Task instructions: Every record that follows should be printed verbatim.

***** Raw records

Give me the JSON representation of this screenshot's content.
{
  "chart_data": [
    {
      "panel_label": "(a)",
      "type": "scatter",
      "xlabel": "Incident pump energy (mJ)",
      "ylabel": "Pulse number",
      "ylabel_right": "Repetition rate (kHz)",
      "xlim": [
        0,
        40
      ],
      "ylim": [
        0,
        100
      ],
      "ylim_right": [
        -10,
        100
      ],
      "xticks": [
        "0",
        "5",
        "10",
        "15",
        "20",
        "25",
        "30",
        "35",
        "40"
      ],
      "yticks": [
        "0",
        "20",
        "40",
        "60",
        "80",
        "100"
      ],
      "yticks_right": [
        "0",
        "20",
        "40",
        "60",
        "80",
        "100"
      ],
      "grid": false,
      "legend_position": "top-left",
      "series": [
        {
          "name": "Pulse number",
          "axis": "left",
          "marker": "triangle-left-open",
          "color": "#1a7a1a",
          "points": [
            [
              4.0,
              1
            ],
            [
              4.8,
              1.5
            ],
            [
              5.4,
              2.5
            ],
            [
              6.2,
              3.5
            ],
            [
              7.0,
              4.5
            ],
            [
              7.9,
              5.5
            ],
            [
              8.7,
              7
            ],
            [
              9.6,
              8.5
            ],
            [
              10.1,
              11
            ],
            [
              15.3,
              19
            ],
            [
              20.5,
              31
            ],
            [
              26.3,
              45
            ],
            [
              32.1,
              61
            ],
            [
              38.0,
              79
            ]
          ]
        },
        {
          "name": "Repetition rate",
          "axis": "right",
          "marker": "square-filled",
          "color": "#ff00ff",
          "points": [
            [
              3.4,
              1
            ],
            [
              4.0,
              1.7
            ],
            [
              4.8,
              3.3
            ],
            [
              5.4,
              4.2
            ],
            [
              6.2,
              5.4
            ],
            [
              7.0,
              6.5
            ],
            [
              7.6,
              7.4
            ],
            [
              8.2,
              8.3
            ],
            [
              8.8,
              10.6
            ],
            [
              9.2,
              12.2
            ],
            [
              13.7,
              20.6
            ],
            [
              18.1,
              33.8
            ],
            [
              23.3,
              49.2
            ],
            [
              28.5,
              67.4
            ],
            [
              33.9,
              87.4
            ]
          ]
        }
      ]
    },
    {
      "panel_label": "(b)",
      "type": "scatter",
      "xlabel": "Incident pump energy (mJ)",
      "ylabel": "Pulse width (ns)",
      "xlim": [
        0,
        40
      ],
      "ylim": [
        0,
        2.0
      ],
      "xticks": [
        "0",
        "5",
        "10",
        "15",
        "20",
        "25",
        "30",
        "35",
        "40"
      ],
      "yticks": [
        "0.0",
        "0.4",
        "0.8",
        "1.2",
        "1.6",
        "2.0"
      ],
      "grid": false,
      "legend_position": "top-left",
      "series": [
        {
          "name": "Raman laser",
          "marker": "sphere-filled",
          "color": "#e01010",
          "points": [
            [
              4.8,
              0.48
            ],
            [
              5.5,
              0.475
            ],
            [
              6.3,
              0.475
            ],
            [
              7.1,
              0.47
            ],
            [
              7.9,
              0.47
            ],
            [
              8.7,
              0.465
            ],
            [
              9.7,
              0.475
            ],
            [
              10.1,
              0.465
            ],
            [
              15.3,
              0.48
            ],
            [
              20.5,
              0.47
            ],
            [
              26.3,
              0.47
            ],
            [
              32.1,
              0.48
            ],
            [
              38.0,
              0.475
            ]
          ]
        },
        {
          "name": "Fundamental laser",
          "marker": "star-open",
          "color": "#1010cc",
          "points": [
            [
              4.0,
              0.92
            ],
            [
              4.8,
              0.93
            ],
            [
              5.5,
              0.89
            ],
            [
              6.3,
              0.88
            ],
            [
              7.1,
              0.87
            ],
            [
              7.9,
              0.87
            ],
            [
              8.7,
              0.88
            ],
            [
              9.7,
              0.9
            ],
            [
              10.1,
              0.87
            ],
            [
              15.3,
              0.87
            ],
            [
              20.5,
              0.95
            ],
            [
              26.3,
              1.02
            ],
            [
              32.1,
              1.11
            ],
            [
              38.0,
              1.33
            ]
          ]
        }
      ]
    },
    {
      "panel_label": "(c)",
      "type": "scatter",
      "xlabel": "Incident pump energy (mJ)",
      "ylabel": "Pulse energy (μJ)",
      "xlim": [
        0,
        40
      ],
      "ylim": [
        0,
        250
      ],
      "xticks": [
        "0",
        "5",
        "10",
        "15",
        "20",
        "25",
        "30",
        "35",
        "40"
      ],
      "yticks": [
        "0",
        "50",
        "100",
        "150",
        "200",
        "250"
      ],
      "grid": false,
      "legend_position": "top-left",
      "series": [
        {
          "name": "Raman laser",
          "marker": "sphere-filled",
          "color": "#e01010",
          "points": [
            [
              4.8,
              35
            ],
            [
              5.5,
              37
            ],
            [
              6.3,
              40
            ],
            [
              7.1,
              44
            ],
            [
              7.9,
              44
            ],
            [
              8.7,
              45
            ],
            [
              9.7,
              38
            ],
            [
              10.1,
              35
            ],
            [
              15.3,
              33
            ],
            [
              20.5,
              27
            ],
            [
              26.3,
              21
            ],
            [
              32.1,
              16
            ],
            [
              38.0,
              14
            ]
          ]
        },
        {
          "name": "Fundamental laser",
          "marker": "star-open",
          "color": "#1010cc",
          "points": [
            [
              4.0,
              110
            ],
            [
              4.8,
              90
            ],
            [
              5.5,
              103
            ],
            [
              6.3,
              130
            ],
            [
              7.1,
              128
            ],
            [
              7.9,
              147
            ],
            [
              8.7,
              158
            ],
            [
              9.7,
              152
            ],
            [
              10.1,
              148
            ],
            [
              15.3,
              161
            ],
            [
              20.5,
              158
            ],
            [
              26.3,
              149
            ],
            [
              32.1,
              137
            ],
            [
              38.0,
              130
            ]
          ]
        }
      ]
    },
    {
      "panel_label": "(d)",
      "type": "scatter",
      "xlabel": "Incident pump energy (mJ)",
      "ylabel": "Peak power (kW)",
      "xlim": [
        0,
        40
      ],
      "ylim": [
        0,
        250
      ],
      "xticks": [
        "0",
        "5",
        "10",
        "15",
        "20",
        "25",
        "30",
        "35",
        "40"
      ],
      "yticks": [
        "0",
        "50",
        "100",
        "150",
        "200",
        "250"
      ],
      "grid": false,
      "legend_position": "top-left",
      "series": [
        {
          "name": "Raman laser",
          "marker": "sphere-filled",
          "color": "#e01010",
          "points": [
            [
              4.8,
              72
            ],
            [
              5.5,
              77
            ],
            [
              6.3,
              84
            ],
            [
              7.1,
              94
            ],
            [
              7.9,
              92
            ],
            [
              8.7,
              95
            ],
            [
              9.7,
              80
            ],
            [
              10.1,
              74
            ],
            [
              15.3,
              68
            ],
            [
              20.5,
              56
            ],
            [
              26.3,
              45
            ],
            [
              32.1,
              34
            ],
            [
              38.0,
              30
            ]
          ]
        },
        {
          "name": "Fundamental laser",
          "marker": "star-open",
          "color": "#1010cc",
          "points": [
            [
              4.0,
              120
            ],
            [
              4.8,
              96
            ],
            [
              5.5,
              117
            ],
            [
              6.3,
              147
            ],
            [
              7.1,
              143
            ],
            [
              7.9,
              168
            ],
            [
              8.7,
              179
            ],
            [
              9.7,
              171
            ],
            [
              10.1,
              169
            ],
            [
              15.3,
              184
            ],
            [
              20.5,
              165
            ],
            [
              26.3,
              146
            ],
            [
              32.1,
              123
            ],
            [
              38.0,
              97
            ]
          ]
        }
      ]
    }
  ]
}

**********

Finished exercise:
Give me the JSON representation of this screenshot's content.
{
  "chart_data": [
    {
      "panel_label": "(a)",
      "type": "scatter",
      "xlabel": "Incident pump energy (mJ)",
      "ylabel": "Pulse number",
      "ylabel_right": "Repetition rate (kHz)",
      "xlim": [
        0,
        40
      ],
      "ylim": [
        0,
        100
      ],
      "ylim_right": [
        -10,
        100
      ],
      "xticks": [
        "0",
        "5",
        "10",
        "15",
        "20",
        "25",
        "30",
        "35",
        "40"
      ],
      "yticks": [
        "0",
        "20",
        "40",
        "60",
        "80",
        "100"
      ],
      "yticks_right": [
        "0",
        "20",
        "40",
        "60",
        "80",
        "100"
      ],
      "grid": false,
      "legend_position": "top-left",
      "series": [
        {
          "name": "Pulse number",
          "axis": "left",
          "marker": "triangle-left-open",
          "color": "#1a7a1a",
          "points": [
            [
              4.0,
              1
            ],
            [
              4.8,
              1.5
            ],
            [
              5.4,
              2.5
            ],
            [
              6.2,
              3.5
            ],
            [
              7.0,
              4.5
            ],
            [
              7.9,
              5.5
            ],
            [
              8.7,
              7
            ],
            [
              9.6,
              8.5
            ],
            [
              10.1,
              11
            ],
            [
              15.3,
              19
            ],
            [
              20.5,
              31
            ],
            [
              26.3,
              45
            ],
            [
              32.1,
              61
            ],
            [
              38.0,
              79
            ]
          ]
        },
        {
          "name": "Repetition rate",
          "axis": "right",
          "marker": "square-filled",
          "color": "#ff00ff",
          "points": [
            [
              3.4,
              1
            ],
            [
              4.0,
              1.7
            ],
            [
              4.8,
              3.3
            ],
            [
              5.4,
              4.2
            ],
            [
              6.2,
              5.4
            ],
            [
              7.0,
              6.5
            ],
            [
              7.6,
              7.4
            ],
            [
              8.2,
              8.3
            ],
            [
              8.8,
              10.6
            ],
            [
              9.2,
              12.2
            ],
            [
              13.7,
              20.6
            ],
            [
              18.1,
              33.8
            ],
            [
              23.3,
              49.2
            ],
            [
              28.5,
              67.4
            ],
            [
              33.9,
              87.4
            ]
          ]
        }
      ]
    },
    {
      "panel_label": "(b)",
      "type": "scatter",
      "xlabel": "Incident pump energy (mJ)",
      "ylabel": "Pulse width (ns)",
      "xlim": [
        0,
        40
      ],
      "ylim": [
        0,
        2.0
      ],
      "xticks": [
        "0",
        "5",
        "10",
        "15",
        "20",
        "25",
        "30",
        "35",
        "40"
      ],
      "yticks": [
        "0.0",
        "0.4",
        "0.8",
        "1.2",
        "1.6",
        "2.0"
      ],
      "grid": false,
      "legend_position": "top-left",
      "series": [
        {
          "name": "Raman laser",
          "marker": "sphere-filled",
          "color": "#e01010",
          "points": [
            [
              4.8,
              0.48
            ],
            [
              5.5,
              0.475
            ],
            [
              6.3,
              0.475
            ],
            [
              7.1,
              0.47
            ],
            [
              7.9,
              0.47
            ],
            [
              8.7,
              0.465
            ],
            [
              9.7,
              0.475
            ],
            [
              10.1,
              0.465
            ],
            [
              15.3,
              0.48
            ],
            [
              20.5,
              0.47
            ],
            [
              26.3,
              0.47
            ],
            [
              32.1,
              0.48
            ],
            [
              38.0,
              0.475
            ]
          ]
        },
        {
          "name": "Fundamental laser",
          "marker": "star-open",
          "color": "#1010cc",
          "points": [
            [
              4.0,
              0.92
            ],
            [
              4.8,
              0.93
            ],
            [
              5.5,
              0.89
            ],
            [
              6.3,
              0.88
            ],
            [
              7.1,
              0.87
            ],
            [
              7.9,
              0.87
            ],
            [
              8.7,
              0.88
            ],
            [
              9.7,
              0.9
            ],
            [
              10.1,
              0.87
            ],
            [
              15.3,
              0.87
            ],
            [
              20.5,
              0.95
            ],
            [
              26.3,
              1.02
            ],
            [
              32.1,
              1.11
            ],
            [
              38.0,
              1.33
            ]
          ]
        }
      ]
    },
    {
      "panel_label": "(c)",
      "type": "scatter",
      "xlabel": "Incident pump energy (mJ)",
      "ylabel": "Pulse energy (μJ)",
      "xlim": [
        0,
        40
      ],
      "ylim": [
        0,
        250
      ],
      "xticks": [
        "0",
        "5",
        "10",
        "15",
        "20",
        "25",
        "30",
        "35",
        "40"
      ],
      "yticks": [
        "0",
        "50",
        "100",
        "150",
        "200",
        "250"
      ],
      "grid": false,
      "legend_position": "top-left",
      "series": [
        {
          "name": "Raman laser",
          "marker": "sphere-filled",
          "color": "#e01010",
          "points": [
            [
              4.8,
              35
            ],
            [
              5.5,
              37
            ],
            [
              6.3,
              40
            ],
            [
              7.1,
              44
            ],
            [
              7.9,
              44
            ],
            [
              8.7,
              45
            ],
            [
              9.7,
              38
            ],
            [
              10.1,
              35
            ],
            [
              15.3,
              33
            ],
            [
              20.5,
              27
            ],
            [
              26.3,
              21
            ],
            [
              32.1,
              16
            ],
            [
              38.0,
              14
            ]
          ]
        },
        {
          "name": "Fundamental laser",
          "marker": "star-open",
          "color": "#1010cc",
          "points": [
            [
              4.0,
              110
            ],
            [
              4.8,
              90
            ],
            [
              5.5,
              103
            ],
            [
              6.3,
              130
            ],
            [
              7.1,
              128
            ],
            [
              7.9,
              147
            ],
            [
              8.7,
              158
            ],
            [
              9.7,
              152
            ],
            [
              10.1,
              148
            ],
            [
              15.3,
              161
            ],
            [
              20.5,
              158
            ],
            [
              26.3,
              149
            ],
            [
              32.1,
              137
            ],
            [
              38.0,
              130
            ]
          ]
        }
      ]
    },
    {
      "panel_label": "(d)",
      "type": "scatter",
      "xlabel": "Incident pump energy (mJ)",
      "ylabel": "Peak power (kW)",
      "xlim": [
        0,
        40
      ],
      "ylim": [
        0,
        250
      ],
      "xticks": [
        "0",
        "5",
        "10",
        "15",
        "20",
        "25",
        "30",
        "35",
        "40"
      ],
      "yticks": [
        "0",
        "50",
        "100",
        "150",
        "200",
        "250"
      ],
      "grid": false,
      "legend_position": "top-left",
      "series": [
        {
          "name": "Raman laser",
          "marker": "sphere-filled",
          "color": "#e01010",
          "points": [
            [
              4.8,
              72
            ],
            [
              5.5,
              77
            ],
            [
              6.3,
              84
            ],
            [
              7.1,
              94
            ],
            [
              7.9,
              92
            ],
            [
              8.7,
              95
            ],
            [
              9.7,
              80
            ],
            [
              10.1,
              74
            ],
            [
              15.3,
              68
            ],
            [
              20.5,
              56
            ],
            [
              26.3,
              45
            ],
            [
              32.1,
              34
            ],
            [
              38.0,
              30
            ]
          ]
        },
        {
          "name": "Fundamental laser",
          "marker": "star-open",
          "color": "#1010cc",
          "points": [
            [
              4.0,
              120
            ],
            [
              4.8,
              96
            ],
            [
              5.5,
              117
            ],
            [
              6.3,
              147
            ],
            [
              7.1,
              143
            ],
            [
              7.9,
              168
            ],
            [
              8.7,
              179
            ],
            [
              9.7,
              171
            ],
            [
              10.1,
              169
            ],
            [
              15.3,
              184
            ],
            [
              20.5,
              165
            ],
            [
              26.3,
              146
            ],
            [
              32.1,
              123
            ],
            [
              38.0,
              97
            ]
          ]
        }
      ]
    }
  ]
}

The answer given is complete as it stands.